Rows from a figure dataset:
• • • • • • •

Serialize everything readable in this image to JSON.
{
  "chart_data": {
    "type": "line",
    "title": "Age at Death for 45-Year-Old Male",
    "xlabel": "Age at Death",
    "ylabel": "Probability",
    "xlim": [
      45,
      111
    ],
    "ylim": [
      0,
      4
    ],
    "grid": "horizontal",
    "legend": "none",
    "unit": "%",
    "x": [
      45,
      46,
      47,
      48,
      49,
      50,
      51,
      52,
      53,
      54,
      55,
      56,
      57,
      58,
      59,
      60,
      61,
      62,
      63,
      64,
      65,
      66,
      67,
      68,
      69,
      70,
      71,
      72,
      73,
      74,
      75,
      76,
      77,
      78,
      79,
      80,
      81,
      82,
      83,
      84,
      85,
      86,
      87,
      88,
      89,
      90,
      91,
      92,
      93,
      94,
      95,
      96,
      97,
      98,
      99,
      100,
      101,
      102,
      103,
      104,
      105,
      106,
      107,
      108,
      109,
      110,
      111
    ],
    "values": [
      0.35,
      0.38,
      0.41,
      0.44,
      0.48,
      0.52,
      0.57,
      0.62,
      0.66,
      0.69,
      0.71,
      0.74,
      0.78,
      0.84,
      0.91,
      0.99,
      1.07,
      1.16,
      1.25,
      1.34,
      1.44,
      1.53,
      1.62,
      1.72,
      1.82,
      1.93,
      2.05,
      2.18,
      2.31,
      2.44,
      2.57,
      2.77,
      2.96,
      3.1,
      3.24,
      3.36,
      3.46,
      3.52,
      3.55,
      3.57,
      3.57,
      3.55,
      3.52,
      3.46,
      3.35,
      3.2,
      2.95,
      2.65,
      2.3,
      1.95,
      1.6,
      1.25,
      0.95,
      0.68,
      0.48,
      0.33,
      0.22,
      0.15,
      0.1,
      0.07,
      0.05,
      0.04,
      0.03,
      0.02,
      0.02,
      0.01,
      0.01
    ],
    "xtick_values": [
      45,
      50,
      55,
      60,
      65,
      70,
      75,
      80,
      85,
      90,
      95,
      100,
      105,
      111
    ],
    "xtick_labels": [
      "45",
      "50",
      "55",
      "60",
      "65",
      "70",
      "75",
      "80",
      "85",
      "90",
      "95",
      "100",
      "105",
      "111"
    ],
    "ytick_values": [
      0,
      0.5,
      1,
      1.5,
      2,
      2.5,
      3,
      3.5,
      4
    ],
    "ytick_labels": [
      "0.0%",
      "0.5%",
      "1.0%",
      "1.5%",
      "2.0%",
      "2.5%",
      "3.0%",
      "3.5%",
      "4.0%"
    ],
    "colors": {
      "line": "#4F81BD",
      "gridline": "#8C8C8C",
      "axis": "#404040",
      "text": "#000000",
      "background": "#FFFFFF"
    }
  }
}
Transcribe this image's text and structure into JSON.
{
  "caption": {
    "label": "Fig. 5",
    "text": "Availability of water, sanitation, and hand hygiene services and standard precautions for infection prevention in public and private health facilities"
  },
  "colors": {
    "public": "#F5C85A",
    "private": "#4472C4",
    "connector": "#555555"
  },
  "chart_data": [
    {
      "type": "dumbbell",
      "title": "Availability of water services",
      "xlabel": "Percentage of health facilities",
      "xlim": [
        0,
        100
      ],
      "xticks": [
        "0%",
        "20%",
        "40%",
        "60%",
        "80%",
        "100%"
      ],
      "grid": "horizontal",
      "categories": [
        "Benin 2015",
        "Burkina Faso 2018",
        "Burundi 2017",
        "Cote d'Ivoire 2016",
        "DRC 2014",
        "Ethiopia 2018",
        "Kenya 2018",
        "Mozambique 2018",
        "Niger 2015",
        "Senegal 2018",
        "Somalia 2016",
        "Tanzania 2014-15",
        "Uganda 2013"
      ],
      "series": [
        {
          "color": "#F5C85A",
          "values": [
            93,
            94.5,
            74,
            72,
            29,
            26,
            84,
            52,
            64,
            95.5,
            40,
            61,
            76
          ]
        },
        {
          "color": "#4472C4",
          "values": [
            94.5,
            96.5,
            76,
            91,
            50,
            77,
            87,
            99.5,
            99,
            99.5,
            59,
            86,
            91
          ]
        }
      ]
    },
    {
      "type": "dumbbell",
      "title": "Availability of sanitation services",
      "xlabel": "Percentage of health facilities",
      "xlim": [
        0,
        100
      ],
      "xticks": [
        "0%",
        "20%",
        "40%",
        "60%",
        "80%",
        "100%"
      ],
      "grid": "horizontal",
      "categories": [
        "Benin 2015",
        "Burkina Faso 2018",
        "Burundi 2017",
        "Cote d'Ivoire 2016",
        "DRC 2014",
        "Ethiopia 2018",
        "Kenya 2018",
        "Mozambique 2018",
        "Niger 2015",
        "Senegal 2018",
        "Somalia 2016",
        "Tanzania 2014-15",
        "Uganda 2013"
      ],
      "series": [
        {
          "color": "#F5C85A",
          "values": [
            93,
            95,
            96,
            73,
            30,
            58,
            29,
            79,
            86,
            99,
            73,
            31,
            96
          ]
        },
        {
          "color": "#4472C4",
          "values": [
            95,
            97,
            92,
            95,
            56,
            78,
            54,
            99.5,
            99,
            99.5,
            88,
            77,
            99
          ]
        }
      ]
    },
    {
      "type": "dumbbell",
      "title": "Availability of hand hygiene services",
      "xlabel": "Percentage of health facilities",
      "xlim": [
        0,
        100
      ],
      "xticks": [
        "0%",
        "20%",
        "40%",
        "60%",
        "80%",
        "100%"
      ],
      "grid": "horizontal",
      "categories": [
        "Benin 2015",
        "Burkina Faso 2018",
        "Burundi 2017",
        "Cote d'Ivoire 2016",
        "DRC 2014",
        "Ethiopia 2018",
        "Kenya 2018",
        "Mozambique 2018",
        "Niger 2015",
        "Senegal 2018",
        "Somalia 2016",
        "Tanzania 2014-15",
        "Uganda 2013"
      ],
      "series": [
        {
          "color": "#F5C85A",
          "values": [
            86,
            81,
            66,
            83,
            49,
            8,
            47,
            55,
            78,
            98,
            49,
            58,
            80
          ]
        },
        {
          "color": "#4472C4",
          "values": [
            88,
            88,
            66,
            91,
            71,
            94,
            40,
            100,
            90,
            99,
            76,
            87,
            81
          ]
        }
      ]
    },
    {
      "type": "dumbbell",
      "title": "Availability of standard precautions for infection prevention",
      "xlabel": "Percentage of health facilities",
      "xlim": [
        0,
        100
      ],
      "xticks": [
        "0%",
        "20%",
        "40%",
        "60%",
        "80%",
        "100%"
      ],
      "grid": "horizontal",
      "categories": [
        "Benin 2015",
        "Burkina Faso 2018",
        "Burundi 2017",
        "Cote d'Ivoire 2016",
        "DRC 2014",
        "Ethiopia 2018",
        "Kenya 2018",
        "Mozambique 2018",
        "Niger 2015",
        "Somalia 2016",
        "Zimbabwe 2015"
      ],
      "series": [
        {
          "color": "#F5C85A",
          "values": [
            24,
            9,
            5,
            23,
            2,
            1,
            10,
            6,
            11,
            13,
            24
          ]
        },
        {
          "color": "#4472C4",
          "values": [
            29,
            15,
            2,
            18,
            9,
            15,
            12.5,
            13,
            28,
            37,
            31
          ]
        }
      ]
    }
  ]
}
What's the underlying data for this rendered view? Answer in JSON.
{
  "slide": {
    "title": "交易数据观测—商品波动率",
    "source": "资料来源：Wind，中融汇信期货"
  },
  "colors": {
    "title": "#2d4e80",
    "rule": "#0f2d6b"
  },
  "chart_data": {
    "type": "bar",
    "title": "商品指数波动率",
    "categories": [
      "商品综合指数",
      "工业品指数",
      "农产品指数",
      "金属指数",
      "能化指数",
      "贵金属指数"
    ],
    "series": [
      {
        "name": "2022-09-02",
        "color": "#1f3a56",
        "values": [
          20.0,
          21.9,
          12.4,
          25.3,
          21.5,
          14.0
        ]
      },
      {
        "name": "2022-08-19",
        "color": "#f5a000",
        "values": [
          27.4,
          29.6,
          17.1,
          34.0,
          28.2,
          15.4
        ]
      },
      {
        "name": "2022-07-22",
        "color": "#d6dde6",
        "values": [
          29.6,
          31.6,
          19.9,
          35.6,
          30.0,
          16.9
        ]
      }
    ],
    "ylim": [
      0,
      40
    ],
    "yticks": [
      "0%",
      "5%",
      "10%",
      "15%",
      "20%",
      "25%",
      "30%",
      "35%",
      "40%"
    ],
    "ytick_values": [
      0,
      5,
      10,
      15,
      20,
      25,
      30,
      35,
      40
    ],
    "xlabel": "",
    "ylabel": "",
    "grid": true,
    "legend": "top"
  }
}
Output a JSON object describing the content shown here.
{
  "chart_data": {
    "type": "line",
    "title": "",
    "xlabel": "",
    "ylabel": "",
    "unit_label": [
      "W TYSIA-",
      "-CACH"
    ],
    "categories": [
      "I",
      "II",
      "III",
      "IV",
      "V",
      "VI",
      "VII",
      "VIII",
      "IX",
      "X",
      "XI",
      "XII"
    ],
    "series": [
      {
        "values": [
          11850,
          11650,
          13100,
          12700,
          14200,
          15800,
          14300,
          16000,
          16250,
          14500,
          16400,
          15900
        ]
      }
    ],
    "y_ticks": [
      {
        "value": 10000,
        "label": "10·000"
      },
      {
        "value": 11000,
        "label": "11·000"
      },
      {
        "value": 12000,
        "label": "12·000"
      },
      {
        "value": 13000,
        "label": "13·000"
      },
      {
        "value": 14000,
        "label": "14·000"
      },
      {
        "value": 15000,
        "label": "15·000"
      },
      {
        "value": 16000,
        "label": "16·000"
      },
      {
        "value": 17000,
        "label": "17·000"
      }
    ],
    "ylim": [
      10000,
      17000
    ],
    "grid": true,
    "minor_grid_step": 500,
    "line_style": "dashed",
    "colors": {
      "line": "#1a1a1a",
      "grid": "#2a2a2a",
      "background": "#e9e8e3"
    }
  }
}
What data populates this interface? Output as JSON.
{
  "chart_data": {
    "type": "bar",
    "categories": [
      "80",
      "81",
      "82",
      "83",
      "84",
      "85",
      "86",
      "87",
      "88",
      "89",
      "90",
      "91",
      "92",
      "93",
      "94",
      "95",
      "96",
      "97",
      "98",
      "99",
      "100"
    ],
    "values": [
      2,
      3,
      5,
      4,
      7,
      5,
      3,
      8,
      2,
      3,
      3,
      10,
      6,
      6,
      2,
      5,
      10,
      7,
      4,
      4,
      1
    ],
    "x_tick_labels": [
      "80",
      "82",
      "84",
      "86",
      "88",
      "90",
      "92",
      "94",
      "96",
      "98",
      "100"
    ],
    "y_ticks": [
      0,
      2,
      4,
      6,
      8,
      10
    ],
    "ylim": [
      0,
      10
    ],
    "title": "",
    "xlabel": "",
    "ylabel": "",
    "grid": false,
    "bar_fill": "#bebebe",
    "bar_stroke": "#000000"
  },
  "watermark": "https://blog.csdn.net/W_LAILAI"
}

• • • • • • •

> **Task prompt**: Lines containing the string "standard" are to be selected and copied.

> **Response to this task**:
    "text": "Availability of water, sanitation, and hand hygiene services and standard precautions for infection prevention in public and private health facilities"
      "title": "Availability of standard precautions for infection prevention",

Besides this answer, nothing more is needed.